TO BE DONE:
Find the lines with "label" in them and copy them out.

'''

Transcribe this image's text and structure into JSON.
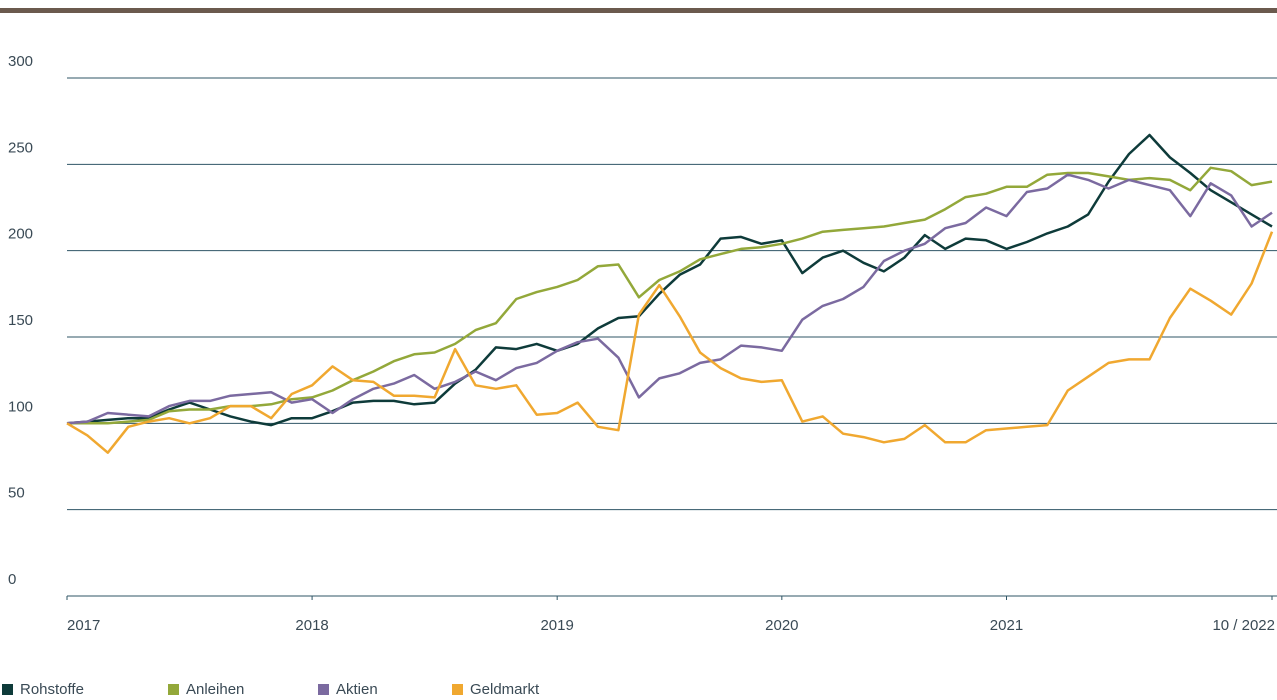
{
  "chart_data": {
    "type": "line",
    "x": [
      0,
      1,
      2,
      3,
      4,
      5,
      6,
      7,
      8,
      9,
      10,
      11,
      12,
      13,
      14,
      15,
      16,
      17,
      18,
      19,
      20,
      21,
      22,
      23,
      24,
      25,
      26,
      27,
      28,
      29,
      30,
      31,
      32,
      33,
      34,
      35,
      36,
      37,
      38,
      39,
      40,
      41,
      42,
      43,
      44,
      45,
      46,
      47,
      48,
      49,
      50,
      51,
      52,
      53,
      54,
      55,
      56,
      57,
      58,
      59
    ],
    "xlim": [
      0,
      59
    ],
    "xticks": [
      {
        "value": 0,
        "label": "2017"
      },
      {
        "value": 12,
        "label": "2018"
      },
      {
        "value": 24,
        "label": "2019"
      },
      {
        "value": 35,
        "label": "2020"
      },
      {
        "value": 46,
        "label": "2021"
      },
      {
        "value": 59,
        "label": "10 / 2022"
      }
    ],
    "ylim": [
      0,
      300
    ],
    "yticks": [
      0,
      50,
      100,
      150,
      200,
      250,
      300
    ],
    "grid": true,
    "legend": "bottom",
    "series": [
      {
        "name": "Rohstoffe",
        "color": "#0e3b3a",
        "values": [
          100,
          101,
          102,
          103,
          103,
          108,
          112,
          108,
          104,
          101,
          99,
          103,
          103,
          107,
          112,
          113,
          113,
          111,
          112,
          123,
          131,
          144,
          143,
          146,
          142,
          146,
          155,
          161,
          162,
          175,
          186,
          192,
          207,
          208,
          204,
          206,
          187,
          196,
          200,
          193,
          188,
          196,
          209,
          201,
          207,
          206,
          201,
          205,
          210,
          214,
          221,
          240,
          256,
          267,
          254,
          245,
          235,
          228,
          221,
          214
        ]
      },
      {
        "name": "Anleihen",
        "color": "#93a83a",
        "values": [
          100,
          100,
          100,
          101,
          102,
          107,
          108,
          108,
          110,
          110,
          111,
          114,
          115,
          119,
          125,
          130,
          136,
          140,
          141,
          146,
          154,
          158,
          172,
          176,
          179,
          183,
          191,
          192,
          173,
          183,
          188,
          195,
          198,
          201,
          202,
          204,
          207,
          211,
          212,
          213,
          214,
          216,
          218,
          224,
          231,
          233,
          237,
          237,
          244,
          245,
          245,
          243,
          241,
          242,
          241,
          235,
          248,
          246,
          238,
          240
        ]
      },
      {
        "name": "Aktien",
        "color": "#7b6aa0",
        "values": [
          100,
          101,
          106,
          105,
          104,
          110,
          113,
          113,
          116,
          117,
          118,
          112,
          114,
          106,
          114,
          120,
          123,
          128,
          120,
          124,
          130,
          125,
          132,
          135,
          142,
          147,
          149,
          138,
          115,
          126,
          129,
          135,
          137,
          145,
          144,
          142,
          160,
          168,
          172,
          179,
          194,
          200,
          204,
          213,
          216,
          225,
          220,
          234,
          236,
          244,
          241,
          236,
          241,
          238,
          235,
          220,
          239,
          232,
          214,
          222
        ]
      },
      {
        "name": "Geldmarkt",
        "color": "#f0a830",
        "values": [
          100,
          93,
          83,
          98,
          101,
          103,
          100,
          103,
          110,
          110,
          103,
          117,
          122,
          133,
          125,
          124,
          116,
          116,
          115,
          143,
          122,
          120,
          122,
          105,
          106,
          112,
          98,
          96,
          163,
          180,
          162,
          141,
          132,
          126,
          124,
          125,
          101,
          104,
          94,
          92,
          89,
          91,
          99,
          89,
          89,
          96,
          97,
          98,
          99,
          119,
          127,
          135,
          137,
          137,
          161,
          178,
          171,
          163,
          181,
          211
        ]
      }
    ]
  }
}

'''

IN RESPONSE:
        "label": "2017"
        "label": "2018"
        "label": "2019"
        "label": "2020"
        "label": "2021"
        "label": "10 / 2022"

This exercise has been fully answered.